▶ _Given records_
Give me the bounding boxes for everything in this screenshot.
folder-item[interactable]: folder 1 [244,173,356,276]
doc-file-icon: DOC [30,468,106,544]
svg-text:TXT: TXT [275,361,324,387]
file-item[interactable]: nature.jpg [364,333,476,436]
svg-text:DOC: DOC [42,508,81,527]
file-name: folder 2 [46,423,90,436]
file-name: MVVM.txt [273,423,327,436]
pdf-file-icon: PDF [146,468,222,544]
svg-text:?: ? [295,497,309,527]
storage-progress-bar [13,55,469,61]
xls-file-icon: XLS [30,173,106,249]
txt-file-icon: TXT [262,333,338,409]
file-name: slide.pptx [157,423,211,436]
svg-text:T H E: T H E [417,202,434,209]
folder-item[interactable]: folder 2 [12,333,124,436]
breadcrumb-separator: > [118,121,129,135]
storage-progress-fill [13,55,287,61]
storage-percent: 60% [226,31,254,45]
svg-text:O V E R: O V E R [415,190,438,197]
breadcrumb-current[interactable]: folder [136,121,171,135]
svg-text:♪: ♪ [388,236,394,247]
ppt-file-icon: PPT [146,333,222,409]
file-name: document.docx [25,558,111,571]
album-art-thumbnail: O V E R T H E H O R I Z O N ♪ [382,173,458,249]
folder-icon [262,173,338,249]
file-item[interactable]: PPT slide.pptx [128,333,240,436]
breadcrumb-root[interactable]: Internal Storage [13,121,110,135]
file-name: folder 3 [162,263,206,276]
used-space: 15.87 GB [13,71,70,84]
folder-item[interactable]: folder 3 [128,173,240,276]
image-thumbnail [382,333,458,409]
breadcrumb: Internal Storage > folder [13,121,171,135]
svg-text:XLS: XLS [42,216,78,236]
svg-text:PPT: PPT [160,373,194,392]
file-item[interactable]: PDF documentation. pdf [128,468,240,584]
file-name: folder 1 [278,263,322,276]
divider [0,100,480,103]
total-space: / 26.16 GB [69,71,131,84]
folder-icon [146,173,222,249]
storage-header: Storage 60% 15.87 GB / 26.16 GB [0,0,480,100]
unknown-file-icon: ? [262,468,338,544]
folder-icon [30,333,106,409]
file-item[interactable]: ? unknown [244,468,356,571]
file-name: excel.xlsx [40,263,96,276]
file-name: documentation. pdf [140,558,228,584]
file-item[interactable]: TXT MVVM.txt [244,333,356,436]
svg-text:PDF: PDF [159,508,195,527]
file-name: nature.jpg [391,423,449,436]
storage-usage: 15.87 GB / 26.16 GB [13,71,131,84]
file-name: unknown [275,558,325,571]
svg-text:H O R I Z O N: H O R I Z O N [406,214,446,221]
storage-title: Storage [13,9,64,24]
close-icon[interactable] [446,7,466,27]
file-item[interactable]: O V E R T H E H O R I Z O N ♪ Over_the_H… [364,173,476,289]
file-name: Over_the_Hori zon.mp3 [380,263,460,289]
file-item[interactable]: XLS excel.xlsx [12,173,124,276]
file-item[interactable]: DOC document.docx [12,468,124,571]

▶ _Aim of the exercise_
List every line of the data above that contains the string "progress", treating uppercase and lowercase letters as distinct.

▶ _Final result_
storage-progress-bar [13,55,469,61]
storage-progress-fill [13,55,287,61]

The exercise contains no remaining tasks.